[Dataset entries on figures]
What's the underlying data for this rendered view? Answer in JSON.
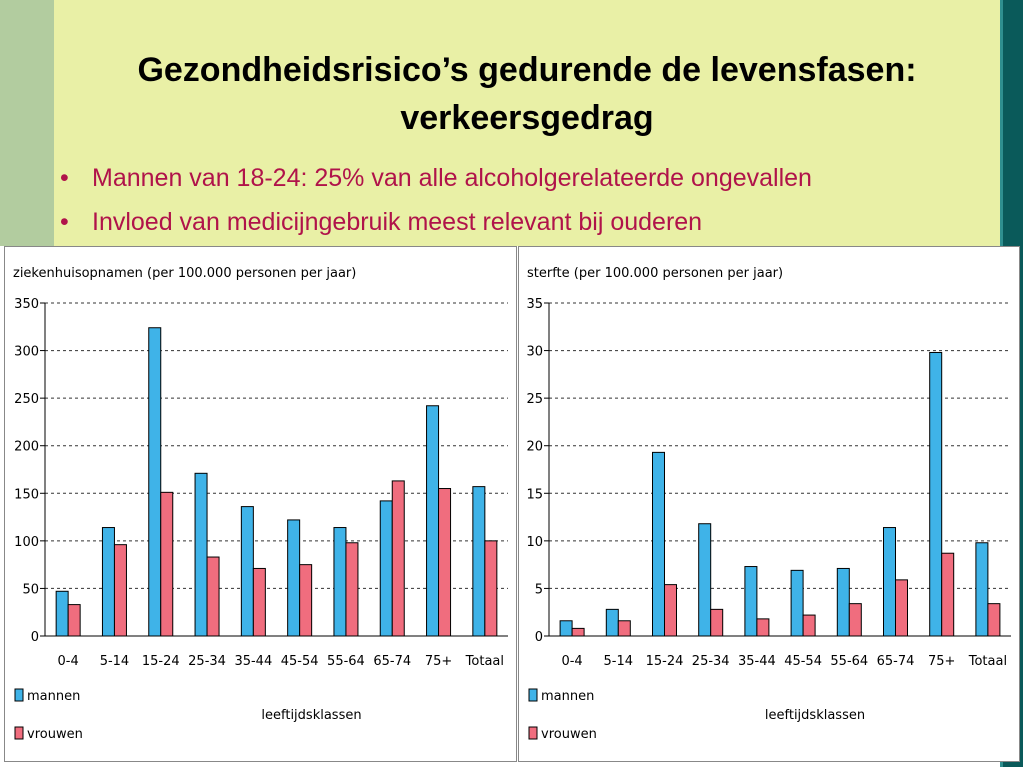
{
  "slide": {
    "title_line1": "Gezondheidsrisico’s gedurende de levensfasen:",
    "title_line2": "verkeersgedrag",
    "bullets": [
      "Mannen van 18-24: 25% van alle alcoholgerelateerde ongevallen",
      "Invloed van medicijngebruik meest relevant bij ouderen"
    ]
  },
  "colors": {
    "mannen": "#3fb3e8",
    "vrouwen": "#f06d7e"
  },
  "chart_data": [
    {
      "type": "bar",
      "title": "ziekenhuisopnamen (per 100.000 personen per jaar)",
      "xlabel": "leeftijdsklassen",
      "ylabel": "",
      "categories": [
        "0-4",
        "5-14",
        "15-24",
        "25-34",
        "35-44",
        "45-54",
        "55-64",
        "65-74",
        "75+",
        "Totaal"
      ],
      "series": [
        {
          "name": "mannen",
          "values": [
            47,
            114,
            324,
            171,
            136,
            122,
            114,
            142,
            242,
            157
          ]
        },
        {
          "name": "vrouwen",
          "values": [
            33,
            96,
            151,
            83,
            71,
            75,
            98,
            163,
            155,
            100
          ]
        }
      ],
      "ylim": [
        0,
        350
      ],
      "yticks": [
        0,
        50,
        100,
        150,
        200,
        250,
        300,
        350
      ],
      "grid": true,
      "legend": "bottom-left"
    },
    {
      "type": "bar",
      "title": "sterfte (per 100.000 personen per jaar)",
      "xlabel": "leeftijdsklassen",
      "ylabel": "",
      "categories": [
        "0-4",
        "5-14",
        "15-24",
        "25-34",
        "35-44",
        "45-54",
        "55-64",
        "65-74",
        "75+",
        "Totaal"
      ],
      "series": [
        {
          "name": "mannen",
          "values": [
            1.6,
            2.8,
            19.3,
            11.8,
            7.3,
            6.9,
            7.1,
            11.4,
            29.8,
            9.8
          ]
        },
        {
          "name": "vrouwen",
          "values": [
            0.8,
            1.6,
            5.4,
            2.8,
            1.8,
            2.2,
            3.4,
            5.9,
            8.7,
            3.4
          ]
        }
      ],
      "ylim": [
        0,
        35
      ],
      "yticks": [
        0,
        5,
        10,
        15,
        20,
        25,
        30,
        35
      ],
      "grid": true,
      "legend": "bottom-left"
    }
  ]
}
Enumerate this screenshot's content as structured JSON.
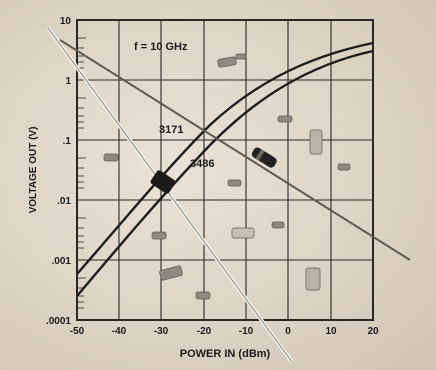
{
  "figure": {
    "annotation": "f = 10 GHz",
    "xlabel": "POWER IN (dBm)",
    "ylabel": "VOLTAGE OUT (V)",
    "x_ticks": [
      "-50",
      "-40",
      "-30",
      "-20",
      "-10",
      "0",
      "10",
      "20"
    ],
    "y_ticks": [
      "10",
      "1",
      ".1",
      ".01",
      ".001",
      ".0001"
    ],
    "curve_labels": [
      "3171",
      "3486"
    ]
  },
  "colors": {
    "background": "#ddd3c5",
    "grid": "#2a2724",
    "curve": "#1f1d1b"
  },
  "objects": [
    "diode-component",
    "crossed-wire-leads",
    "small-package-components"
  ]
}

■ PROBLEM ■
Retype, without any picture, exactly the lines from the one with "Enumerate this screenshot's" through the end of the entries, inclusive.

■ WRITTEN SOLUTION ■
Enumerate this screenshot's content as structured JSON.
{
  "figure": {
    "annotation": "f = 10 GHz",
    "xlabel": "POWER IN (dBm)",
    "ylabel": "VOLTAGE OUT (V)",
    "x_ticks": [
      "-50",
      "-40",
      "-30",
      "-20",
      "-10",
      "0",
      "10",
      "20"
    ],
    "y_ticks": [
      "10",
      "1",
      ".1",
      ".01",
      ".001",
      ".0001"
    ],
    "curve_labels": [
      "3171",
      "3486"
    ]
  },
  "colors": {
    "background": "#ddd3c5",
    "grid": "#2a2724",
    "curve": "#1f1d1b"
  },
  "objects": [
    "diode-component",
    "crossed-wire-leads",
    "small-package-components"
  ]
}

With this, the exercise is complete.